Work to be completed: Rewrite the items below, changing every "series-line" to "data-line" and leaving everything else as it is. Leave the pictures out.

╔══

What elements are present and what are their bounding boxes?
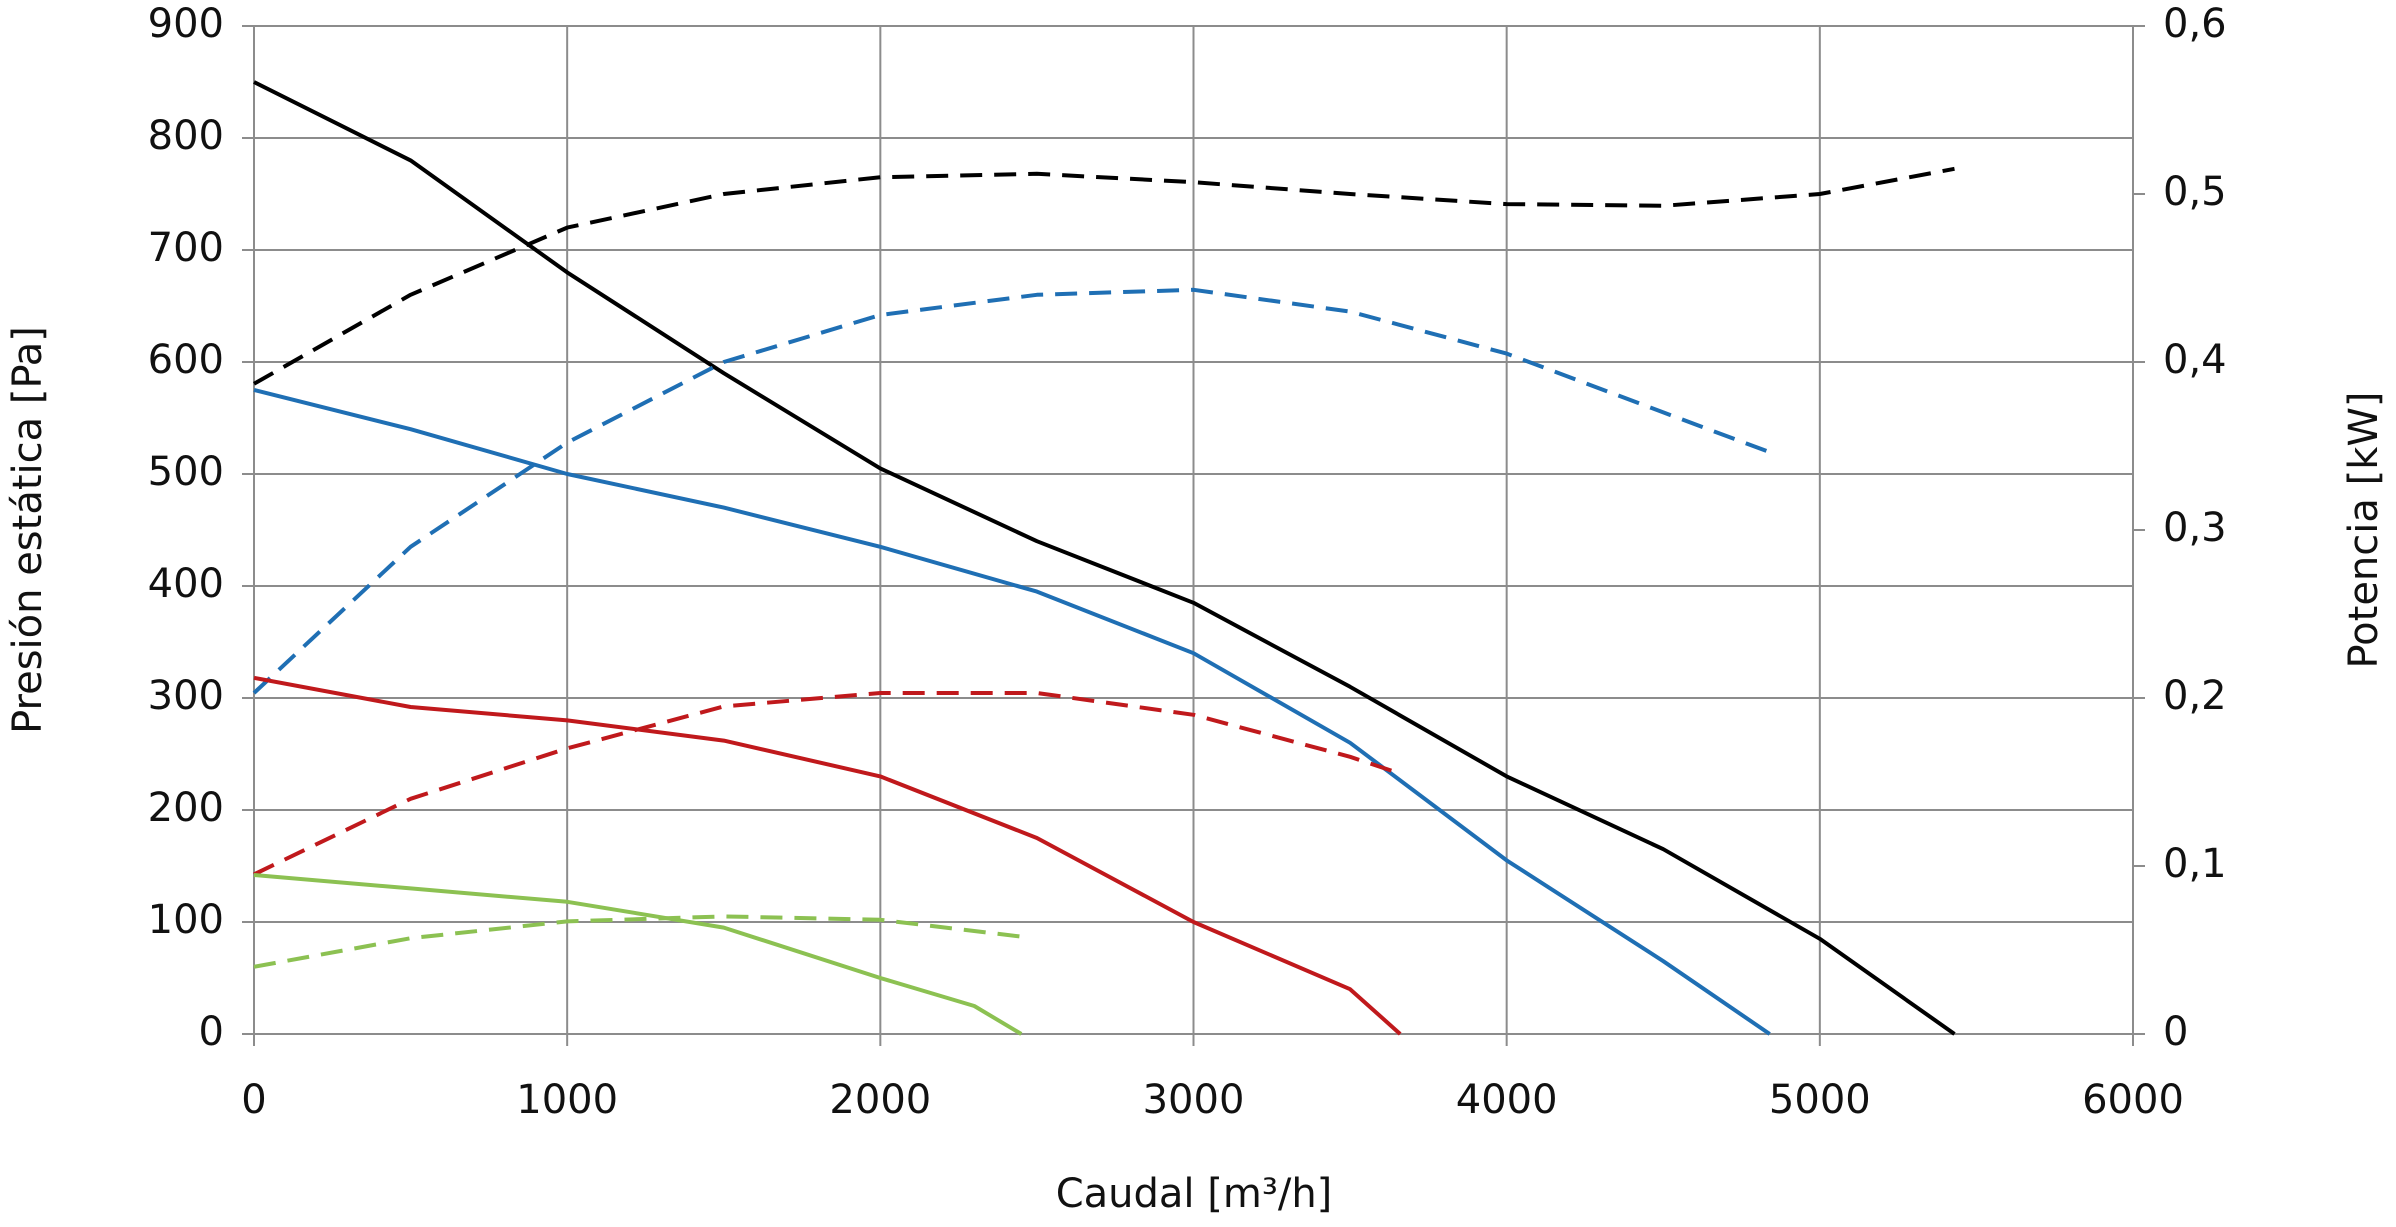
y-tick-label: 0 bbox=[199, 1009, 224, 1055]
series-line bbox=[253, 914, 1022, 969]
x-tick-label: 1000 bbox=[516, 1077, 618, 1123]
series-line bbox=[253, 166, 1955, 386]
series-line bbox=[253, 675, 1402, 1036]
series-line bbox=[252, 287, 1768, 695]
series-line bbox=[253, 388, 1771, 1036]
y2-tick-label: 0,4 bbox=[2163, 337, 2227, 383]
x-tick-label: 0 bbox=[241, 1077, 266, 1123]
y-tick-label: 700 bbox=[148, 225, 224, 271]
y2-tick-label: 0 bbox=[2163, 1009, 2188, 1055]
y2-tick-label: 0,1 bbox=[2163, 841, 2227, 887]
series-line bbox=[253, 873, 1023, 1036]
y-tick-label: 500 bbox=[148, 449, 224, 495]
x-axis-label: Caudal [m³/h] bbox=[1056, 1171, 1333, 1217]
y2-tick-label: 0,5 bbox=[2163, 169, 2227, 215]
y-tick-label: 800 bbox=[148, 113, 224, 159]
x-tick-label: 3000 bbox=[1143, 1077, 1245, 1123]
y2-tick-label: 0,3 bbox=[2163, 505, 2227, 551]
y-tick-label: 400 bbox=[148, 561, 224, 607]
series-line bbox=[253, 80, 1956, 1036]
x-tick-label: 4000 bbox=[1456, 1077, 1558, 1123]
y-tick-label: 200 bbox=[148, 785, 224, 831]
y-tick-label: 100 bbox=[148, 897, 224, 943]
y-tick-label: 900 bbox=[148, 1, 224, 47]
y2-tick-label: 0,6 bbox=[2163, 1, 2227, 47]
x-tick-label: 2000 bbox=[829, 1077, 931, 1123]
x-tick-label: 6000 bbox=[2082, 1077, 2184, 1123]
y-axis-label: Presión estática [Pa] bbox=[5, 326, 51, 734]
y-tick-label: 300 bbox=[148, 673, 224, 719]
y2-axis-label: Potencia [kW] bbox=[2341, 391, 2387, 668]
y-tick-label: 600 bbox=[148, 337, 224, 383]
series-line bbox=[253, 691, 1401, 877]
x-tick-label: 5000 bbox=[1769, 1077, 1871, 1123]
y2-tick-label: 0,2 bbox=[2163, 673, 2227, 719]
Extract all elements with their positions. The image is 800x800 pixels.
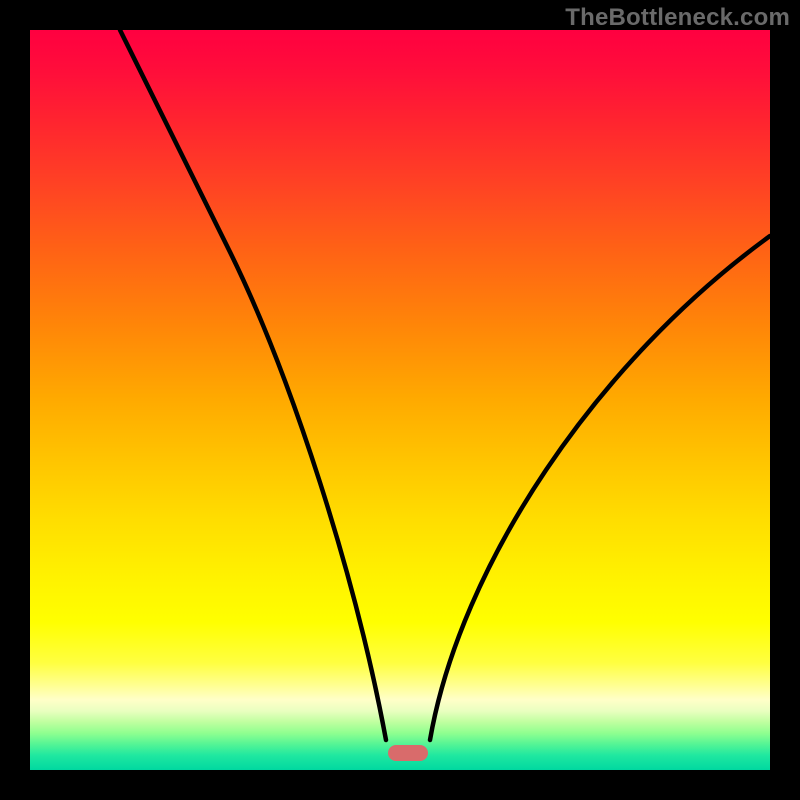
watermark-text: TheBottleneck.com [565, 4, 790, 32]
chart-background-gradient [30, 30, 770, 770]
chart-svg [0, 0, 800, 800]
bottleneck-chart: TheBottleneck.com [0, 0, 800, 800]
optimal-marker [388, 745, 428, 761]
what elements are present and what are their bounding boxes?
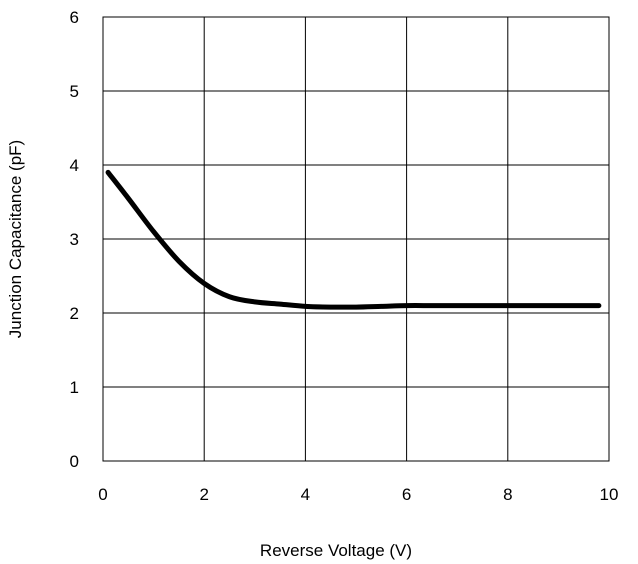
y-tick-label: 0 — [70, 452, 79, 471]
y-tick-label: 6 — [70, 8, 79, 27]
y-tick-label: 1 — [70, 378, 79, 397]
x-tick-label: 10 — [600, 485, 619, 504]
y-tick-label: 5 — [70, 82, 79, 101]
y-tick-labels: 0 1 2 3 4 5 6 — [70, 8, 79, 471]
series-layer — [105, 169, 602, 310]
y-tick-label: 2 — [70, 304, 79, 323]
y-tick-label: 4 — [70, 156, 79, 175]
grid — [103, 17, 609, 461]
y-axis-label: Junction Capacitance (pF) — [6, 140, 25, 338]
x-tick-label: 0 — [98, 485, 107, 504]
y-tick-label: 3 — [70, 230, 79, 249]
x-tick-label: 8 — [503, 485, 512, 504]
x-tick-label: 6 — [402, 485, 411, 504]
x-tick-label: 2 — [199, 485, 208, 504]
x-axis-label: Reverse Voltage (V) — [260, 541, 412, 560]
plot-frame — [102, 16, 610, 462]
x-tick-label: 4 — [301, 485, 310, 504]
capacitance-curve — [105, 169, 602, 310]
x-tick-labels: 0 2 4 6 8 10 — [98, 485, 618, 504]
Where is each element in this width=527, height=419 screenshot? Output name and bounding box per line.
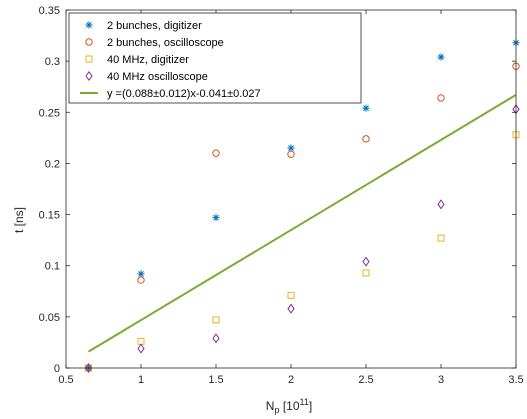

╚══

Exercise answer:
What elements are present and what are their bounding boxes?
y-tick-label: 0 bbox=[199, 1009, 224, 1055]
data-line bbox=[253, 914, 1022, 969]
x-tick-label: 1000 bbox=[516, 1077, 618, 1123]
data-line bbox=[253, 166, 1955, 386]
data-line bbox=[253, 675, 1402, 1036]
data-line bbox=[252, 287, 1768, 695]
data-line bbox=[253, 388, 1771, 1036]
y2-tick-label: 0,4 bbox=[2163, 337, 2227, 383]
x-tick-label: 0 bbox=[241, 1077, 266, 1123]
y-tick-label: 700 bbox=[148, 225, 224, 271]
y2-tick-label: 0 bbox=[2163, 1009, 2188, 1055]
y2-tick-label: 0,1 bbox=[2163, 841, 2227, 887]
data-line bbox=[253, 873, 1023, 1036]
y-tick-label: 500 bbox=[148, 449, 224, 495]
x-axis-label: Caudal [m³/h] bbox=[1056, 1171, 1333, 1217]
y2-tick-label: 0,5 bbox=[2163, 169, 2227, 215]
y-tick-label: 800 bbox=[148, 113, 224, 159]
x-tick-label: 3000 bbox=[1143, 1077, 1245, 1123]
y2-tick-label: 0,3 bbox=[2163, 505, 2227, 551]
y-tick-label: 400 bbox=[148, 561, 224, 607]
data-line bbox=[253, 80, 1956, 1036]
x-tick-label: 4000 bbox=[1456, 1077, 1558, 1123]
y-tick-label: 200 bbox=[148, 785, 224, 831]
y-tick-label: 100 bbox=[148, 897, 224, 943]
y-tick-label: 900 bbox=[148, 1, 224, 47]
y2-tick-label: 0,6 bbox=[2163, 1, 2227, 47]
x-tick-label: 2000 bbox=[829, 1077, 931, 1123]
x-tick-label: 6000 bbox=[2082, 1077, 2184, 1123]
y-axis-label: Presión estática [Pa] bbox=[5, 326, 51, 734]
y-tick-label: 300 bbox=[148, 673, 224, 719]
y2-axis-label: Potencia [kW] bbox=[2341, 391, 2387, 668]
y-tick-label: 600 bbox=[148, 337, 224, 383]
data-line bbox=[253, 691, 1401, 877]
x-tick-label: 5000 bbox=[1769, 1077, 1871, 1123]
y2-tick-label: 0,2 bbox=[2163, 673, 2227, 719]
Extract all elements with their positions. The image is 800x800 pixels.
watermark-text: TheBottleneck.com [565, 4, 790, 32]
chart-background-gradient [30, 30, 770, 770]
chart-svg [0, 0, 800, 800]
bottleneck-chart: TheBottleneck.com [0, 0, 800, 800]
optimal-marker [388, 745, 428, 761]
what elements are present and what are their bounding boxes?
y-tick-label: 0 — [70, 452, 79, 471]
y-tick-label: 6 — [70, 8, 79, 27]
y-tick-label: 1 — [70, 378, 79, 397]
x-tick-label: 10 — [600, 485, 619, 504]
y-tick-label: 5 — [70, 82, 79, 101]
y-tick-labels: 0 1 2 3 4 5 6 — [70, 8, 79, 471]
series-layer — [105, 169, 602, 310]
y-tick-label: 2 — [70, 304, 79, 323]
y-tick-label: 4 — [70, 156, 79, 175]
grid — [103, 17, 609, 461]
y-axis-label: Junction Capacitance (pF) — [6, 140, 25, 338]
x-tick-label: 0 — [98, 485, 107, 504]
y-tick-label: 3 — [70, 230, 79, 249]
x-tick-label: 8 — [503, 485, 512, 504]
x-tick-label: 6 — [402, 485, 411, 504]
x-tick-label: 2 — [199, 485, 208, 504]
x-axis-label: Reverse Voltage (V) — [260, 541, 412, 560]
plot-frame — [102, 16, 610, 462]
x-tick-label: 4 — [301, 485, 310, 504]
capacitance-curve — [105, 169, 602, 310]
x-tick-labels: 0 2 4 6 8 10 — [98, 485, 618, 504]
Where is each element in this width=527, height=419 screenshot? Output name and bounding box per line.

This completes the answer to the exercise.